*Some records:*
* * *

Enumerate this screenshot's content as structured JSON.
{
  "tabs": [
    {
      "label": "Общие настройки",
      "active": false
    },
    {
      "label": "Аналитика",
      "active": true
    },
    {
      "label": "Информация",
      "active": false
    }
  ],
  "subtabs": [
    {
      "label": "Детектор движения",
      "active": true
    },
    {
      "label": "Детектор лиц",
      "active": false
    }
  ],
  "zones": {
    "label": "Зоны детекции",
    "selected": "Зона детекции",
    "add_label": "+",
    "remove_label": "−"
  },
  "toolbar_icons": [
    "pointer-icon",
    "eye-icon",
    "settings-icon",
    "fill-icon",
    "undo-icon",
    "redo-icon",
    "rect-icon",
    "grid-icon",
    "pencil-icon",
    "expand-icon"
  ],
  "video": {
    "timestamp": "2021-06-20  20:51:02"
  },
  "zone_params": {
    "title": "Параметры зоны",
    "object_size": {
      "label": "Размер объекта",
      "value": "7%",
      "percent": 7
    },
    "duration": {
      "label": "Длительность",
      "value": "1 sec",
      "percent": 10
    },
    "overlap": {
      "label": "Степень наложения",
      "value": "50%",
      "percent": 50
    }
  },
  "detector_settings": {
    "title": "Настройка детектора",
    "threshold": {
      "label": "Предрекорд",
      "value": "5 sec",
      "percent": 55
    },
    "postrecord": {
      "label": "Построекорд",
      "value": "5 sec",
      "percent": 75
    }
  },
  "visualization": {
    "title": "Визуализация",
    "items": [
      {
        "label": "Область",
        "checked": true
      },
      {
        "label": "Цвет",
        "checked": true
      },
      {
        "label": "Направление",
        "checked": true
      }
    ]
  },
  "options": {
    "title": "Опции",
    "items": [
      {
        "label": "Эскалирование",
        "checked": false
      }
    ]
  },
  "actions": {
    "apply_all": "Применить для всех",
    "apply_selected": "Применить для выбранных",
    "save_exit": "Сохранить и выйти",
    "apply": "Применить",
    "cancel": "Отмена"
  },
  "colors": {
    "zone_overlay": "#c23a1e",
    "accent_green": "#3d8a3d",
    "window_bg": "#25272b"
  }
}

* * *

*WORK TO BE COMPLETED:* All of the data needs to be reproduced exactly, with no line missing.

*CORRECT ANSWER:*
Enumerate this screenshot's content as structured JSON.
{
  "tabs": [
    {
      "label": "Общие настройки",
      "active": false
    },
    {
      "label": "Аналитика",
      "active": true
    },
    {
      "label": "Информация",
      "active": false
    }
  ],
  "subtabs": [
    {
      "label": "Детектор движения",
      "active": true
    },
    {
      "label": "Детектор лиц",
      "active": false
    }
  ],
  "zones": {
    "label": "Зоны детекции",
    "selected": "Зона детекции",
    "add_label": "+",
    "remove_label": "−"
  },
  "toolbar_icons": [
    "pointer-icon",
    "eye-icon",
    "settings-icon",
    "fill-icon",
    "undo-icon",
    "redo-icon",
    "rect-icon",
    "grid-icon",
    "pencil-icon",
    "expand-icon"
  ],
  "video": {
    "timestamp": "2021-06-20  20:51:02"
  },
  "zone_params": {
    "title": "Параметры зоны",
    "object_size": {
      "label": "Размер объекта",
      "value": "7%",
      "percent": 7
    },
    "duration": {
      "label": "Длительность",
      "value": "1 sec",
      "percent": 10
    },
    "overlap": {
      "label": "Степень наложения",
      "value": "50%",
      "percent": 50
    }
  },
  "detector_settings": {
    "title": "Настройка детектора",
    "threshold": {
      "label": "Предрекорд",
      "value": "5 sec",
      "percent": 55
    },
    "postrecord": {
      "label": "Построекорд",
      "value": "5 sec",
      "percent": 75
    }
  },
  "visualization": {
    "title": "Визуализация",
    "items": [
      {
        "label": "Область",
        "checked": true
      },
      {
        "label": "Цвет",
        "checked": true
      },
      {
        "label": "Направление",
        "checked": true
      }
    ]
  },
  "options": {
    "title": "Опции",
    "items": [
      {
        "label": "Эскалирование",
        "checked": false
      }
    ]
  },
  "actions": {
    "apply_all": "Применить для всех",
    "apply_selected": "Применить для выбранных",
    "save_exit": "Сохранить и выйти",
    "apply": "Применить",
    "cancel": "Отмена"
  },
  "colors": {
    "zone_overlay": "#c23a1e",
    "accent_green": "#3d8a3d",
    "window_bg": "#25272b"
  }
}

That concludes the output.